Source data:
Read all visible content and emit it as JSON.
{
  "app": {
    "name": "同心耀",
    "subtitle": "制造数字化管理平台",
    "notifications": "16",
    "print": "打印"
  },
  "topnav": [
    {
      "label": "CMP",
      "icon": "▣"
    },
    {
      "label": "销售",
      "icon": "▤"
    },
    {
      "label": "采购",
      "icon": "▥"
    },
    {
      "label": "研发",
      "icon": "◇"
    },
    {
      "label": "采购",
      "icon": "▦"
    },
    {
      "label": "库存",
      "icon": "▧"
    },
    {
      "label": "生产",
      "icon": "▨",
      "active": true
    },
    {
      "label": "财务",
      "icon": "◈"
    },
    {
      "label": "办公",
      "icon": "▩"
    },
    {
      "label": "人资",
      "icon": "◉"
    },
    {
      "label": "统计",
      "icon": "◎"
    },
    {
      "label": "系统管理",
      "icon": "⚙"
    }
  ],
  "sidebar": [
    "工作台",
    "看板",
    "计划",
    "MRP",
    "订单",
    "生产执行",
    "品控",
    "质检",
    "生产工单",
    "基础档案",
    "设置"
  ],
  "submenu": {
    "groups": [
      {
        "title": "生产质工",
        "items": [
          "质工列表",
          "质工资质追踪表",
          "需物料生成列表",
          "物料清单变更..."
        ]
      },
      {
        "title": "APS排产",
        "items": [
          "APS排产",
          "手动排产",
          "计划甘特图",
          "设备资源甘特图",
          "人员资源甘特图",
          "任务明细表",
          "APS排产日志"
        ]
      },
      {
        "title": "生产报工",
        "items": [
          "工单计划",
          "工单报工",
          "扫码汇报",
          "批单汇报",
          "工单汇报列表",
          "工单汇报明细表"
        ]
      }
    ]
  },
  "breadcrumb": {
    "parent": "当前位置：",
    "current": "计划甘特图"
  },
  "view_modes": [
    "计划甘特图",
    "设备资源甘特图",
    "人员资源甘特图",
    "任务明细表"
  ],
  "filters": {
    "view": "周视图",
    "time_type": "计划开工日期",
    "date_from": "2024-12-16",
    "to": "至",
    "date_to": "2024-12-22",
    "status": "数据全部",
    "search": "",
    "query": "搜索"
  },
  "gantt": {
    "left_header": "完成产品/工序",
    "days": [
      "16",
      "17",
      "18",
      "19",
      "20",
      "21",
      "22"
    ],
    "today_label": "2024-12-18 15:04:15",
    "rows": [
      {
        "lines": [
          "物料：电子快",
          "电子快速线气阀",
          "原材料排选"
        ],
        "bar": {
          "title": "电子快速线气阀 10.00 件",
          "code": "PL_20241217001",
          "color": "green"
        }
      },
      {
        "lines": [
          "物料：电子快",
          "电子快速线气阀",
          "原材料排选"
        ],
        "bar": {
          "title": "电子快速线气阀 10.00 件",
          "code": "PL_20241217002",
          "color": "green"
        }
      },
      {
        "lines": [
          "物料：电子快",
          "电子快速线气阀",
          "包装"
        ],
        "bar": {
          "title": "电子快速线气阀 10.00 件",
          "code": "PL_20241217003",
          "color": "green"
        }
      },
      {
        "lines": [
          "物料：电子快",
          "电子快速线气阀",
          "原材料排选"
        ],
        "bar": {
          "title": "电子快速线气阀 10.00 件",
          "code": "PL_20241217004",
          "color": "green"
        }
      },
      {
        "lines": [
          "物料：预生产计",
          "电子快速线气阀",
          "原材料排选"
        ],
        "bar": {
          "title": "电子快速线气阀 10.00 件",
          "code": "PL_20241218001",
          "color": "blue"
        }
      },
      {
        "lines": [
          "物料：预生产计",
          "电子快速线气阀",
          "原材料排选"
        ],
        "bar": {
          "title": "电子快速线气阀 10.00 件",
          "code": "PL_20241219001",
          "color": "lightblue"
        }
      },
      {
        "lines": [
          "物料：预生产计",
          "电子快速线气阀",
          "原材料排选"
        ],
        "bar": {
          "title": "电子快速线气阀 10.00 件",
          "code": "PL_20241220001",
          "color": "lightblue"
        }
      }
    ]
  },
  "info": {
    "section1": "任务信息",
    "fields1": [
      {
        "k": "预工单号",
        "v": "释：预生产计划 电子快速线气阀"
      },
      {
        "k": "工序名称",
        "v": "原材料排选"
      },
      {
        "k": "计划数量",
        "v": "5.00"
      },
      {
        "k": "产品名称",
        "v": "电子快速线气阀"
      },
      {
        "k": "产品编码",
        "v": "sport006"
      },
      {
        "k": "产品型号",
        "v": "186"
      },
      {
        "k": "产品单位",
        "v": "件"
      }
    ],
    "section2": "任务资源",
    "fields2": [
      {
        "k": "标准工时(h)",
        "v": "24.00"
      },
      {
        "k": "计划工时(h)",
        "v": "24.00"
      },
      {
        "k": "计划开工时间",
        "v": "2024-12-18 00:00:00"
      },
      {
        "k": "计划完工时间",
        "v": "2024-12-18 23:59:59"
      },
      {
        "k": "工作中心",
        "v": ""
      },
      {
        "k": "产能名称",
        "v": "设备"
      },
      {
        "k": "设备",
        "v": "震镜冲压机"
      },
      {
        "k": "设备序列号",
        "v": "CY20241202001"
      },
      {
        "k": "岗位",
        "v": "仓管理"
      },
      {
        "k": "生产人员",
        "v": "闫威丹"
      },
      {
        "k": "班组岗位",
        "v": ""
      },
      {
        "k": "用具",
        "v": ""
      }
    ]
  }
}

EXERCISE DETAILS: Faithfully transcribe the whole of the data.

COMPLETE OUTPUT:
Read all visible content and emit it as JSON.
{
  "app": {
    "name": "同心耀",
    "subtitle": "制造数字化管理平台",
    "notifications": "16",
    "print": "打印"
  },
  "topnav": [
    {
      "label": "CMP",
      "icon": "▣"
    },
    {
      "label": "销售",
      "icon": "▤"
    },
    {
      "label": "采购",
      "icon": "▥"
    },
    {
      "label": "研发",
      "icon": "◇"
    },
    {
      "label": "采购",
      "icon": "▦"
    },
    {
      "label": "库存",
      "icon": "▧"
    },
    {
      "label": "生产",
      "icon": "▨",
      "active": true
    },
    {
      "label": "财务",
      "icon": "◈"
    },
    {
      "label": "办公",
      "icon": "▩"
    },
    {
      "label": "人资",
      "icon": "◉"
    },
    {
      "label": "统计",
      "icon": "◎"
    },
    {
      "label": "系统管理",
      "icon": "⚙"
    }
  ],
  "sidebar": [
    "工作台",
    "看板",
    "计划",
    "MRP",
    "订单",
    "生产执行",
    "品控",
    "质检",
    "生产工单",
    "基础档案",
    "设置"
  ],
  "submenu": {
    "groups": [
      {
        "title": "生产质工",
        "items": [
          "质工列表",
          "质工资质追踪表",
          "需物料生成列表",
          "物料清单变更..."
        ]
      },
      {
        "title": "APS排产",
        "items": [
          "APS排产",
          "手动排产",
          "计划甘特图",
          "设备资源甘特图",
          "人员资源甘特图",
          "任务明细表",
          "APS排产日志"
        ]
      },
      {
        "title": "生产报工",
        "items": [
          "工单计划",
          "工单报工",
          "扫码汇报",
          "批单汇报",
          "工单汇报列表",
          "工单汇报明细表"
        ]
      }
    ]
  },
  "breadcrumb": {
    "parent": "当前位置：",
    "current": "计划甘特图"
  },
  "view_modes": [
    "计划甘特图",
    "设备资源甘特图",
    "人员资源甘特图",
    "任务明细表"
  ],
  "filters": {
    "view": "周视图",
    "time_type": "计划开工日期",
    "date_from": "2024-12-16",
    "to": "至",
    "date_to": "2024-12-22",
    "status": "数据全部",
    "search": "",
    "query": "搜索"
  },
  "gantt": {
    "left_header": "完成产品/工序",
    "days": [
      "16",
      "17",
      "18",
      "19",
      "20",
      "21",
      "22"
    ],
    "today_label": "2024-12-18 15:04:15",
    "rows": [
      {
        "lines": [
          "物料：电子快",
          "电子快速线气阀",
          "原材料排选"
        ],
        "bar": {
          "title": "电子快速线气阀 10.00 件",
          "code": "PL_20241217001",
          "color": "green"
        }
      },
      {
        "lines": [
          "物料：电子快",
          "电子快速线气阀",
          "原材料排选"
        ],
        "bar": {
          "title": "电子快速线气阀 10.00 件",
          "code": "PL_20241217002",
          "color": "green"
        }
      },
      {
        "lines": [
          "物料：电子快",
          "电子快速线气阀",
          "包装"
        ],
        "bar": {
          "title": "电子快速线气阀 10.00 件",
          "code": "PL_20241217003",
          "color": "green"
        }
      },
      {
        "lines": [
          "物料：电子快",
          "电子快速线气阀",
          "原材料排选"
        ],
        "bar": {
          "title": "电子快速线气阀 10.00 件",
          "code": "PL_20241217004",
          "color": "green"
        }
      },
      {
        "lines": [
          "物料：预生产计",
          "电子快速线气阀",
          "原材料排选"
        ],
        "bar": {
          "title": "电子快速线气阀 10.00 件",
          "code": "PL_20241218001",
          "color": "blue"
        }
      },
      {
        "lines": [
          "物料：预生产计",
          "电子快速线气阀",
          "原材料排选"
        ],
        "bar": {
          "title": "电子快速线气阀 10.00 件",
          "code": "PL_20241219001",
          "color": "lightblue"
        }
      },
      {
        "lines": [
          "物料：预生产计",
          "电子快速线气阀",
          "原材料排选"
        ],
        "bar": {
          "title": "电子快速线气阀 10.00 件",
          "code": "PL_20241220001",
          "color": "lightblue"
        }
      }
    ]
  },
  "info": {
    "section1": "任务信息",
    "fields1": [
      {
        "k": "预工单号",
        "v": "释：预生产计划 电子快速线气阀"
      },
      {
        "k": "工序名称",
        "v": "原材料排选"
      },
      {
        "k": "计划数量",
        "v": "5.00"
      },
      {
        "k": "产品名称",
        "v": "电子快速线气阀"
      },
      {
        "k": "产品编码",
        "v": "sport006"
      },
      {
        "k": "产品型号",
        "v": "186"
      },
      {
        "k": "产品单位",
        "v": "件"
      }
    ],
    "section2": "任务资源",
    "fields2": [
      {
        "k": "标准工时(h)",
        "v": "24.00"
      },
      {
        "k": "计划工时(h)",
        "v": "24.00"
      },
      {
        "k": "计划开工时间",
        "v": "2024-12-18 00:00:00"
      },
      {
        "k": "计划完工时间",
        "v": "2024-12-18 23:59:59"
      },
      {
        "k": "工作中心",
        "v": ""
      },
      {
        "k": "产能名称",
        "v": "设备"
      },
      {
        "k": "设备",
        "v": "震镜冲压机"
      },
      {
        "k": "设备序列号",
        "v": "CY20241202001"
      },
      {
        "k": "岗位",
        "v": "仓管理"
      },
      {
        "k": "生产人员",
        "v": "闫威丹"
      },
      {
        "k": "班组岗位",
        "v": ""
      },
      {
        "k": "用具",
        "v": ""
      }
    ]
  }
}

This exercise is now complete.